### EXERCISE BRIEF
Arrange the lines of the material from the one containing "mass-weight-marker (664, 804, 673, 813)" through the one containing "y-tick-label: 0.8 (489, 643, 509, 658)" as a numbered list, leaving out any blank lines.

(Element box records)
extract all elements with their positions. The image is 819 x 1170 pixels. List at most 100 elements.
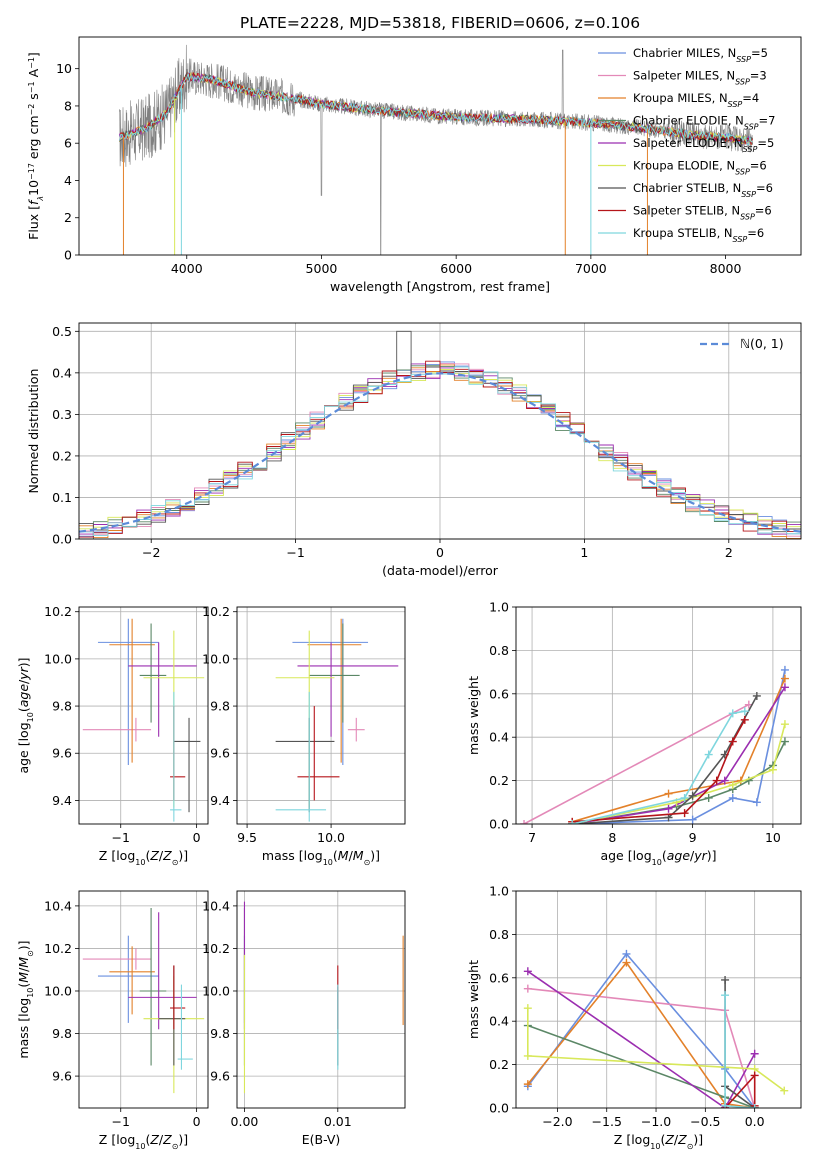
mass-weight-marker (664, 804, 673, 813)
plot-area (243, 901, 404, 1094)
mass-weight-line-4 (527, 970, 756, 1108)
mass-weight-marker (704, 750, 713, 759)
y-tick-label: 0.8 (489, 927, 509, 942)
legend-label-4: Salpeter ELODIE, NSSP=5 (633, 136, 774, 154)
y-tick-label: 0.8 (489, 643, 509, 658)
y-tick-label: 9.4 (52, 793, 72, 808)
mass-weight-marker (568, 820, 577, 824)
legend-label-2: Kroupa MILES, NSSP=4 (633, 91, 759, 109)
x-tick-label: 0.0 (745, 1114, 765, 1129)
mass-weight-line-8 (572, 710, 745, 824)
y-tick-label: 0 (64, 248, 72, 263)
plot-frame (515, 890, 802, 1109)
mass-weight-marker (720, 776, 729, 785)
y-tick-label: 0.1 (52, 490, 72, 505)
mass-weight-marker (523, 967, 532, 976)
panel-residuals: −2 −1 0 1 2 0.0 0.1 0.2 0.3 0.4 0.5 (data-model)/er… (26, 322, 802, 578)
y-tick-label: 0.6 (489, 970, 509, 985)
legend-label-8: Kroupa STELIB, NSSP=6 (633, 226, 764, 244)
mass-weight-line-1 (527, 987, 756, 1108)
y-tick-label: 0.0 (52, 532, 72, 547)
mass-weight-marker (523, 1080, 532, 1089)
x-axis-label: mass [log10(M/M⊙)] (262, 848, 380, 867)
mass-weight-marker (780, 683, 789, 692)
legend-label-6: Chabrier STELIB, NSSP=6 (633, 181, 773, 199)
x-tick-label: 0 (436, 545, 444, 560)
x-tick-label: −1 (112, 830, 130, 845)
x-tick-label: −2 (142, 545, 160, 560)
y-axis-label: age [log10(age/yr)] (16, 657, 35, 773)
y-tick-label: 0.2 (489, 773, 509, 788)
mass-weight-marker (664, 789, 673, 798)
x-tick-label: −1 (286, 545, 304, 560)
x-tick-label: 8000 (710, 261, 742, 276)
y-axis-label: mass weight (466, 676, 481, 755)
x-tick-label: 1 (580, 545, 588, 560)
y-axis-label: Normed distribution (26, 369, 41, 494)
panel-spectrum: 4000 5000 6000 7000 8000 0 2 4 6 8 10 wavelength [A… (26, 36, 802, 294)
y-tick-label: 9.8 (52, 699, 72, 714)
y-tick-label: 0.6 (489, 686, 509, 701)
mass-weight-marker (712, 776, 721, 785)
y-tick-label: 1.0 (489, 600, 509, 615)
mass-weight-marker (622, 949, 631, 958)
x-tick-label: 10.0 (317, 830, 345, 845)
plot-area (118, 44, 753, 255)
y-tick-label: 6 (64, 136, 72, 151)
mass-weight-line-1 (523, 703, 750, 824)
legend-label-3: Chabrier ELODIE, NSSP=7 (633, 114, 775, 132)
x-axis-label: E(B-V) (302, 1132, 341, 1147)
mass-weight-marker (752, 798, 761, 807)
y-tick-label: 0.4 (52, 365, 72, 380)
model-spectrum-8 (118, 72, 753, 146)
mass-weight-marker (622, 958, 631, 967)
y-tick-label: 9.4 (210, 793, 230, 808)
mass-weight-marker (780, 674, 789, 683)
y-axis-label: mass [log10(M/M⊙)] (16, 940, 35, 1058)
mass-weight-line-2 (527, 961, 755, 1108)
y-tick-label: 2 (64, 210, 72, 225)
plot-area (275, 618, 399, 822)
plot-frame (236, 606, 406, 825)
plot-frame (78, 890, 209, 1109)
mass-weight-marker (780, 665, 789, 674)
legend-label-5: Kroupa ELODIE, NSSP=6 (633, 159, 767, 177)
plot-frame (78, 36, 802, 256)
x-axis-label: wavelength [Angstrom, rest frame] (330, 279, 550, 294)
y-tick-label: 10.4 (44, 898, 72, 913)
y-tick-label: 10.2 (202, 941, 230, 956)
y-tick-label: 9.6 (52, 1069, 72, 1084)
mass-weight-marker (750, 1071, 759, 1080)
x-tick-label: 0.00 (231, 1114, 259, 1129)
model-spectrum-1 (119, 72, 753, 145)
x-tick-label: −1 (112, 1114, 130, 1129)
model-spectrum-4 (118, 73, 753, 146)
mass-weight-marker (680, 809, 689, 818)
y-tick-label: 4 (64, 173, 72, 188)
y-tick-label: 0.0 (489, 817, 509, 832)
y-tick-label: 9.8 (210, 1026, 230, 1041)
panel-massweight_vs_age: 7 8 9 10 0.0 0.2 0.4 0.6 0.8 1.0 age [log10(age/yr… (466, 600, 802, 867)
plot-frame (78, 322, 802, 540)
mass-weight-marker (688, 815, 697, 824)
x-tick-label: 9 (689, 830, 697, 845)
x-tick-label: −1.0 (641, 1114, 671, 1129)
model-spectrum-0 (118, 71, 753, 146)
x-axis-label: age [log10(age/yr)] (600, 848, 716, 867)
x-tick-label: 2 (725, 545, 733, 560)
mass-weight-marker (750, 1049, 759, 1058)
y-tick-label: 10.0 (202, 651, 230, 666)
mass-weight-marker (688, 791, 697, 800)
y-tick-label: 9.8 (52, 1026, 72, 1041)
legend-label-1: Salpeter MILES, NSSP=3 (633, 69, 767, 87)
mass-weight-line-4 (572, 686, 786, 824)
plot-area (82, 618, 205, 822)
y-tick-label: 1.0 (489, 884, 509, 899)
plot-frame (236, 890, 406, 1109)
x-tick-label: 0 (193, 830, 201, 845)
plot-area (523, 949, 789, 1108)
gaussian-curve (79, 372, 801, 533)
mass-weight-marker (721, 1101, 730, 1108)
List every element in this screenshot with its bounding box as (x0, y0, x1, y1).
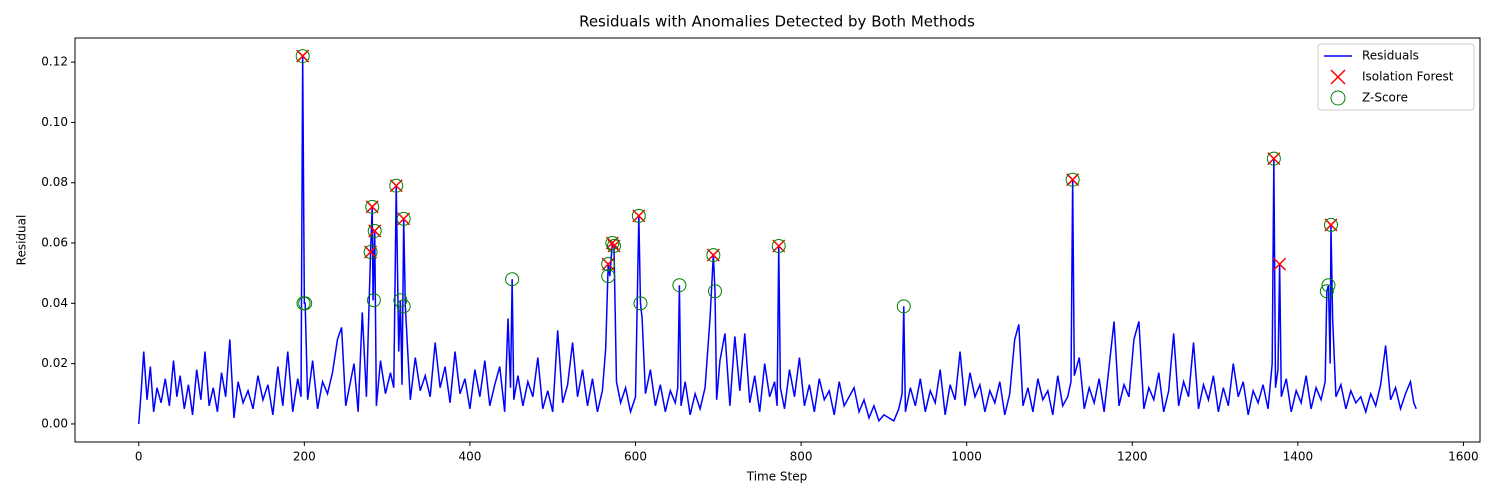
z-score-marker (601, 257, 616, 272)
z-score-marker (1323, 217, 1338, 232)
z-score-marker (631, 208, 646, 223)
z-score-marker (396, 299, 411, 314)
z-score-marker (1321, 278, 1336, 293)
x-tick-label: 600 (624, 450, 647, 464)
isolation-forest-marker (1066, 173, 1080, 187)
legend-marker (1330, 90, 1346, 106)
x-tick-label: 200 (293, 450, 316, 464)
z-score-marker (396, 211, 411, 226)
isolation-forest-marker (1324, 218, 1338, 232)
z-score-marker (365, 199, 380, 214)
z-score-marker (1065, 172, 1080, 187)
z-score-marker (606, 239, 621, 254)
legend-label: Isolation Forest (1362, 70, 1454, 84)
legend-marker (1330, 69, 1346, 85)
y-tick-label: 0.04 (41, 296, 68, 310)
residual-line (138, 56, 1417, 424)
z-score-marker (367, 223, 382, 238)
x-axis-label: Time Step (746, 470, 808, 484)
isolation-forest-marker (296, 49, 310, 63)
z-score-marker (896, 299, 911, 314)
z-score-marker (1266, 151, 1281, 166)
z-score-marker (771, 239, 786, 254)
z-score-marker (366, 293, 381, 308)
isolation-forest-marker (368, 224, 382, 238)
z-score-marker (707, 284, 722, 299)
isolation-forest-marker (772, 239, 786, 253)
y-tick-label: 0.06 (41, 236, 68, 250)
y-tick-label: 0.12 (41, 55, 68, 69)
isolation-forest-marker (389, 179, 403, 193)
y-tick-label: 0.02 (41, 356, 68, 370)
y-axis-label: Residual (15, 215, 29, 266)
isolation-forest-marker (632, 209, 646, 223)
z-score-marker (601, 269, 616, 284)
y-tick-label: 0.10 (41, 115, 68, 129)
x-tick-label: 0 (135, 450, 143, 464)
isolation-forest-marker (397, 212, 411, 226)
z-score-marker (1319, 284, 1334, 299)
chart-title: Residuals with Anomalies Detected by Bot… (579, 13, 975, 31)
plot-frame (74, 37, 1481, 443)
isolation-forest-marker (605, 236, 619, 250)
y-tick-label: 0.00 (41, 416, 68, 430)
isolation-forest-marker (607, 239, 621, 253)
z-score-marker (706, 248, 721, 263)
z-score-marker (389, 178, 404, 193)
legend-label: Z-Score (1362, 91, 1408, 105)
isolation-forest-marker (706, 248, 720, 262)
z-score-marker (605, 236, 620, 251)
legend-label: Residuals (1362, 49, 1419, 63)
x-tick-label: 1400 (1283, 450, 1314, 464)
z-score-marker (633, 296, 648, 311)
isolation-forest-marker (1267, 152, 1281, 166)
y-tick-label: 0.08 (41, 175, 68, 189)
isolation-forest-marker (601, 257, 615, 271)
z-score-marker (363, 245, 378, 260)
x-tick-label: 1600 (1448, 450, 1479, 464)
z-score-marker (672, 278, 687, 293)
legend: Residuals Isolation Forest Z-Score (1317, 43, 1475, 111)
z-score-marker (295, 49, 310, 64)
isolation-forest-marker (1273, 257, 1287, 271)
z-score-marker (298, 296, 313, 311)
x-tick-label: 400 (458, 450, 481, 464)
z-score-marker (505, 272, 520, 287)
x-tick-label: 1000 (951, 450, 982, 464)
x-tick-label: 1200 (1117, 450, 1148, 464)
isolation-forest-marker (365, 200, 379, 214)
x-tick-label: 800 (790, 450, 813, 464)
isolation-forest-marker (364, 245, 378, 259)
legend-box (1317, 43, 1475, 111)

### FINAL RESULT
1. mass-weight-marker (664, 804, 673, 813)
2. plot-area (243, 901, 404, 1094)
3. mass-weight-line-4 (527, 970, 756, 1108)
4. mass-weight-marker (704, 750, 713, 759)
5. y-tick-label: 0.8 (489, 927, 509, 942)
6. legend-label-4: Salpeter ELODIE, NSSP=5 (633, 136, 774, 154)
7. y-tick-label: 0.8 (489, 643, 509, 658)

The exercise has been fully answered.